Stated exercise: Please extract every line of the data below and reproduce each one unchanged, without altering any wording, numbers, or punctuation.
**** Input ****
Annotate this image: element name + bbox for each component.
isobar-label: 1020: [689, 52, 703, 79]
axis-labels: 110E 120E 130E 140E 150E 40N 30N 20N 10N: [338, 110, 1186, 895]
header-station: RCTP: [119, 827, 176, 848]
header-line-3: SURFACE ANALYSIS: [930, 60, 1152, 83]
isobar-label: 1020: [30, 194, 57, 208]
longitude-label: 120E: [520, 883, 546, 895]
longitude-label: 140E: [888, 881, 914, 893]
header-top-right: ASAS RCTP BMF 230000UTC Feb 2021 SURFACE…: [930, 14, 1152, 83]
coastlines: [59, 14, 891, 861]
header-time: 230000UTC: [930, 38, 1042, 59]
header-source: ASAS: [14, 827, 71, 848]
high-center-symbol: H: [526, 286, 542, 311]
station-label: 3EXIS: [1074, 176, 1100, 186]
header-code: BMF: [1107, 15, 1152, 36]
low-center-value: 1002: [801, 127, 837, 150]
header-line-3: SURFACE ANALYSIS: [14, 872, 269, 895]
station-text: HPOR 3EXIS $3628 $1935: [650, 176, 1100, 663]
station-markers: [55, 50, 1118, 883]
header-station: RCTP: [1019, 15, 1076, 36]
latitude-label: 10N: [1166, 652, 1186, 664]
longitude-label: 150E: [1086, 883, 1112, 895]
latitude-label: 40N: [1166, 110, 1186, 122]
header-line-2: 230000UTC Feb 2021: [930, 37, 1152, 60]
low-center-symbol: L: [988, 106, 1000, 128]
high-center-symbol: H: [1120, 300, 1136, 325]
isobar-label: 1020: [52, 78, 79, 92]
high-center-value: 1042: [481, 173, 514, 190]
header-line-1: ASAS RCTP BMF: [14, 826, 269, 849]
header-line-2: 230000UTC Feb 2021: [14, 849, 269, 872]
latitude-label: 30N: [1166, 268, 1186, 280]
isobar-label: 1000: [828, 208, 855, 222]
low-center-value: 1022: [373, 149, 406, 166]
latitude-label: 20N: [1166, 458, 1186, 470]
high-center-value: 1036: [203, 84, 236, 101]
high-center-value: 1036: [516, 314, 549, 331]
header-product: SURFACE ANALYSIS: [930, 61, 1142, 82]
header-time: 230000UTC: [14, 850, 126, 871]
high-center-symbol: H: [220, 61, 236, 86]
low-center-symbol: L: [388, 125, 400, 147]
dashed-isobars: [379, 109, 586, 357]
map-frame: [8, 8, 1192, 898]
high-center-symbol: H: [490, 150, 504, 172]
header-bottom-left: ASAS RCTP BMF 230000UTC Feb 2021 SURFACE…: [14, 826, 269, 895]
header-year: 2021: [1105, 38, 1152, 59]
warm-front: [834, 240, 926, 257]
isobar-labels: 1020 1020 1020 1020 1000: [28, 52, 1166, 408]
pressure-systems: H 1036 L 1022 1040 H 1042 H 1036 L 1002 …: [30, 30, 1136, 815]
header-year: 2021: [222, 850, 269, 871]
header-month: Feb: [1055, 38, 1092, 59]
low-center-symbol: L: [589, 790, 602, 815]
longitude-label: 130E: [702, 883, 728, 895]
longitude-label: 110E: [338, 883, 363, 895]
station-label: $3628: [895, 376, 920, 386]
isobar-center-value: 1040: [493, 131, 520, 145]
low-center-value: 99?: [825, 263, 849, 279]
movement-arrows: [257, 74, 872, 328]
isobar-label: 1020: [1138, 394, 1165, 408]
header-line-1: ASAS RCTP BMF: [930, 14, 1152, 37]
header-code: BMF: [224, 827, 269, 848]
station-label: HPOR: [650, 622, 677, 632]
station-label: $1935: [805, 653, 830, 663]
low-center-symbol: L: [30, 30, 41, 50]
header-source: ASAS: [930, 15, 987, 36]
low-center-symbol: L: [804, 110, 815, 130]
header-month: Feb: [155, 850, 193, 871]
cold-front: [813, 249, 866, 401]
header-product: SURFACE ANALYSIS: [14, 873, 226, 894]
****
Answer to the task:
Annotate this image: element name + bbox for each component.
isobar-label: 1020: [689, 52, 703, 79]
axis-labels: 110E 120E 130E 140E 150E 40N 30N 20N 10N: [338, 110, 1186, 895]
header-station: RCTP: [119, 827, 176, 848]
header-line-3: SURFACE ANALYSIS: [930, 60, 1152, 83]
isobar-label: 1020: [30, 194, 57, 208]
longitude-label: 120E: [520, 883, 546, 895]
longitude-label: 140E: [888, 881, 914, 893]
header-top-right: ASAS RCTP BMF 230000UTC Feb 2021 SURFACE…: [930, 14, 1152, 83]
coastlines: [59, 14, 891, 861]
header-time: 230000UTC: [930, 38, 1042, 59]
header-source: ASAS: [14, 827, 71, 848]
high-center-symbol: H: [526, 286, 542, 311]
station-label: 3EXIS: [1074, 176, 1100, 186]
header-code: BMF: [1107, 15, 1152, 36]
low-center-value: 1002: [801, 127, 837, 150]
header-line-3: SURFACE ANALYSIS: [14, 872, 269, 895]
station-text: HPOR 3EXIS $3628 $1935: [650, 176, 1100, 663]
station-markers: [55, 50, 1118, 883]
header-station: RCTP: [1019, 15, 1076, 36]
latitude-label: 10N: [1166, 652, 1186, 664]
longitude-label: 150E: [1086, 883, 1112, 895]
latitude-label: 40N: [1166, 110, 1186, 122]
header-line-2: 230000UTC Feb 2021: [930, 37, 1152, 60]
low-center-symbol: L: [988, 106, 1000, 128]
high-center-symbol: H: [1120, 300, 1136, 325]
isobar-label: 1020: [52, 78, 79, 92]
high-center-value: 1042: [481, 173, 514, 190]
header-line-1: ASAS RCTP BMF: [14, 826, 269, 849]
header-line-2: 230000UTC Feb 2021: [14, 849, 269, 872]
latitude-label: 30N: [1166, 268, 1186, 280]
isobar-label: 1000: [828, 208, 855, 222]
low-center-value: 1022: [373, 149, 406, 166]
latitude-label: 20N: [1166, 458, 1186, 470]
high-center-value: 1036: [203, 84, 236, 101]
high-center-value: 1036: [516, 314, 549, 331]
header-product: SURFACE ANALYSIS: [930, 61, 1142, 82]
header-time: 230000UTC: [14, 850, 126, 871]
high-center-symbol: H: [220, 61, 236, 86]
low-center-symbol: L: [388, 125, 400, 147]
dashed-isobars: [379, 109, 586, 357]
map-frame: [8, 8, 1192, 898]
high-center-symbol: H: [490, 150, 504, 172]
header-bottom-left: ASAS RCTP BMF 230000UTC Feb 2021 SURFACE…: [14, 826, 269, 895]
header-year: 2021: [1105, 38, 1152, 59]
warm-front: [834, 240, 926, 257]
isobar-labels: 1020 1020 1020 1020 1000: [28, 52, 1166, 408]
pressure-systems: H 1036 L 1022 1040 H 1042 H 1036 L 1002 …: [30, 30, 1136, 815]
header-year: 2021: [222, 850, 269, 871]
header-month: Feb: [1055, 38, 1092, 59]
low-center-symbol: L: [589, 790, 602, 815]
longitude-label: 130E: [702, 883, 728, 895]
longitude-label: 110E: [338, 883, 363, 895]
station-label: $3628: [895, 376, 920, 386]
isobar-center-value: 1040: [493, 131, 520, 145]
low-center-value: 99?: [825, 263, 849, 279]
movement-arrows: [257, 74, 872, 328]
isobar-label: 1020: [1138, 394, 1165, 408]
header-line-1: ASAS RCTP BMF: [930, 14, 1152, 37]
header-code: BMF: [224, 827, 269, 848]
station-label: HPOR: [650, 622, 677, 632]
station-label: $1935: [805, 653, 830, 663]
low-center-symbol: L: [30, 30, 41, 50]
header-source: ASAS: [930, 15, 987, 36]
low-center-symbol: L: [804, 110, 815, 130]
header-month: Feb: [155, 850, 193, 871]
cold-front: [813, 249, 866, 401]
header-product: SURFACE ANALYSIS: [14, 873, 226, 894]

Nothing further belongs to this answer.